_Stated problem_:
Return the count of lines with the string "screenshot" in them, and nothing else.

*** Entries shown

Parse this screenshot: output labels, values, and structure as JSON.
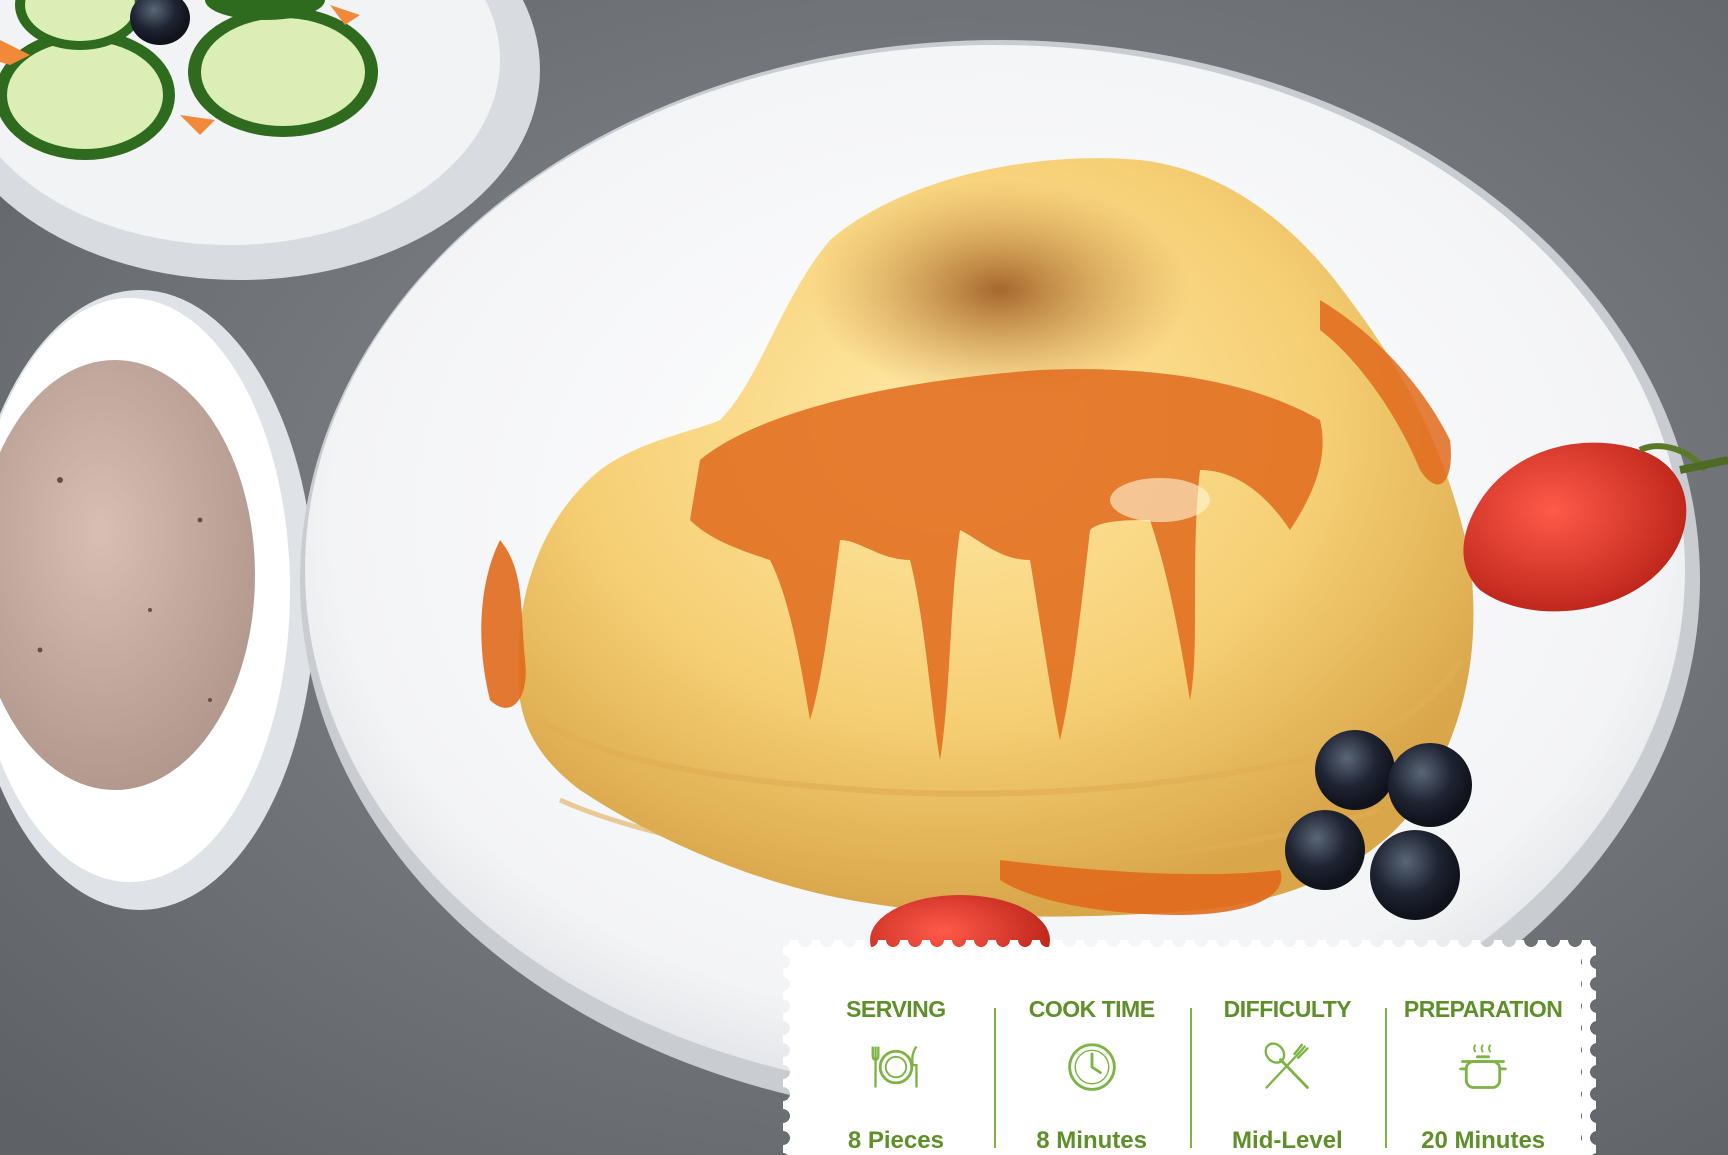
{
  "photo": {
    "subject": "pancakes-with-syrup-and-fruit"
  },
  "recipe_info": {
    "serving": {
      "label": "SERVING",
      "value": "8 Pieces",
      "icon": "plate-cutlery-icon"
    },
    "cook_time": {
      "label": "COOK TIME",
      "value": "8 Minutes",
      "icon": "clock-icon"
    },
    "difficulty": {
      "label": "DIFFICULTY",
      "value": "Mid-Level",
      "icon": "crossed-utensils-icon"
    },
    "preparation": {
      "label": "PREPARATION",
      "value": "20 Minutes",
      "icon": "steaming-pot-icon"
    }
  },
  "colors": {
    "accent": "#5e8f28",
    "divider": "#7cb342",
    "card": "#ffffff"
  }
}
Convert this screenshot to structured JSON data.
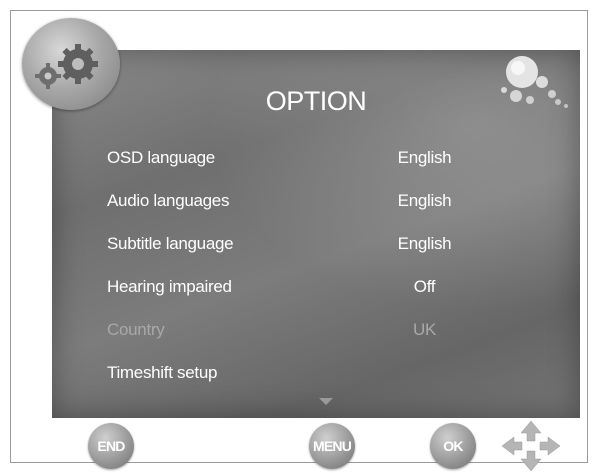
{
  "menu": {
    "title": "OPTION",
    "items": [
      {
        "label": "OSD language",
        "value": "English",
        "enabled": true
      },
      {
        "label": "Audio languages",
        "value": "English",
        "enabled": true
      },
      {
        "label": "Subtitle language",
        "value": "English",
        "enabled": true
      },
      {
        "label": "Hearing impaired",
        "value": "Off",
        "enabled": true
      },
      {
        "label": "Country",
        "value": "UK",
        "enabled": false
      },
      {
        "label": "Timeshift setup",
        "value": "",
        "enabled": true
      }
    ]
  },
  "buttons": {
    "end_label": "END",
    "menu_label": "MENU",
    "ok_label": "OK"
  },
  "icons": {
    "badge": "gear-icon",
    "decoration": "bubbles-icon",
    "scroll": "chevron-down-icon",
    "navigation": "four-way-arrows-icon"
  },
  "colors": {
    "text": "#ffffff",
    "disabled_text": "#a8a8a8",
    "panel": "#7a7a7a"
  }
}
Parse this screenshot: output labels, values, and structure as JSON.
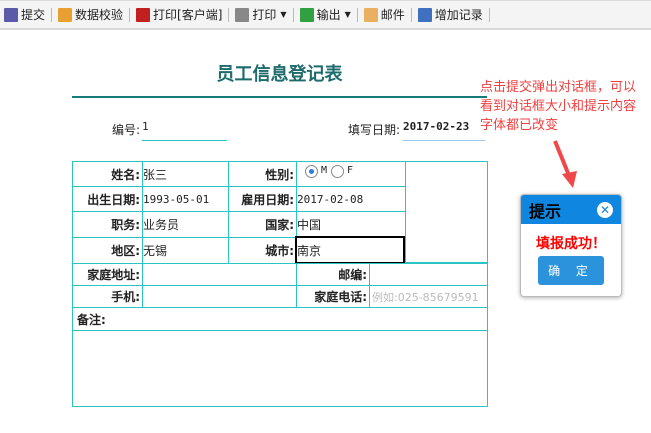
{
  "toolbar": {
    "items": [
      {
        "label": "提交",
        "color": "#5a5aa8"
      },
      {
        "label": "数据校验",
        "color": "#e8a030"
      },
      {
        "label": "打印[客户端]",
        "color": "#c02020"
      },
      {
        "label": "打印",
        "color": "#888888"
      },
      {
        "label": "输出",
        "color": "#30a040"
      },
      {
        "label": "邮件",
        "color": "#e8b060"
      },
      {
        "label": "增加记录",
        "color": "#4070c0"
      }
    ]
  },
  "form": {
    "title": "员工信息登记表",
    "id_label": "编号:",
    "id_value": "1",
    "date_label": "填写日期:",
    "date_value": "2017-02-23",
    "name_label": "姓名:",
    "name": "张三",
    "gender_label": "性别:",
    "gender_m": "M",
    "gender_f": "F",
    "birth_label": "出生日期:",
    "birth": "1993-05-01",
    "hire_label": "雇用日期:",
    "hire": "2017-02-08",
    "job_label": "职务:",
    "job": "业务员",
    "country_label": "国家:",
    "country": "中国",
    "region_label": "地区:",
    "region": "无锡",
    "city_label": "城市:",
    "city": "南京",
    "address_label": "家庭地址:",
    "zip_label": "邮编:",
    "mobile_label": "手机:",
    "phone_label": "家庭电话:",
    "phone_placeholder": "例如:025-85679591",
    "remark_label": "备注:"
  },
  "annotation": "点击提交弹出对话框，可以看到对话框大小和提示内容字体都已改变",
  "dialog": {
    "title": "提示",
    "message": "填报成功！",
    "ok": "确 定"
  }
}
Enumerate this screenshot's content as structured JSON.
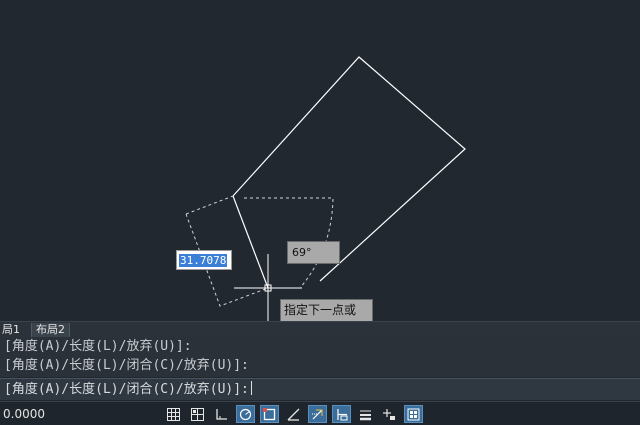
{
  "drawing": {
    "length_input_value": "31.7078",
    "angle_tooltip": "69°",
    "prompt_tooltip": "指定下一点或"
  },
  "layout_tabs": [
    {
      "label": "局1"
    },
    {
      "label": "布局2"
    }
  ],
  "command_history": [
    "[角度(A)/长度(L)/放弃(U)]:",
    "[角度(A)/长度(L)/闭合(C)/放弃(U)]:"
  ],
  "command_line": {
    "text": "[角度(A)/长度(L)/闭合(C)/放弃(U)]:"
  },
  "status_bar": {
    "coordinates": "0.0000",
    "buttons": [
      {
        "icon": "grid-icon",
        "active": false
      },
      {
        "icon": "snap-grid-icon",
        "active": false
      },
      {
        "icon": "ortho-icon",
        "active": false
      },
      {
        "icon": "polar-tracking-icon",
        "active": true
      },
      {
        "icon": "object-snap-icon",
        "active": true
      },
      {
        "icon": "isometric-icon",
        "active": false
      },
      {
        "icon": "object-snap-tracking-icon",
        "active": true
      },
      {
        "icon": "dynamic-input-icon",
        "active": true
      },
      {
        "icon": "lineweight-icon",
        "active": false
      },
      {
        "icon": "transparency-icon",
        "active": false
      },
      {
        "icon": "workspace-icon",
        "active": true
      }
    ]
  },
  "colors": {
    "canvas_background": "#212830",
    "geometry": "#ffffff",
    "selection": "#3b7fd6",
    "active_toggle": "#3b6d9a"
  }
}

******

_Written response_:
4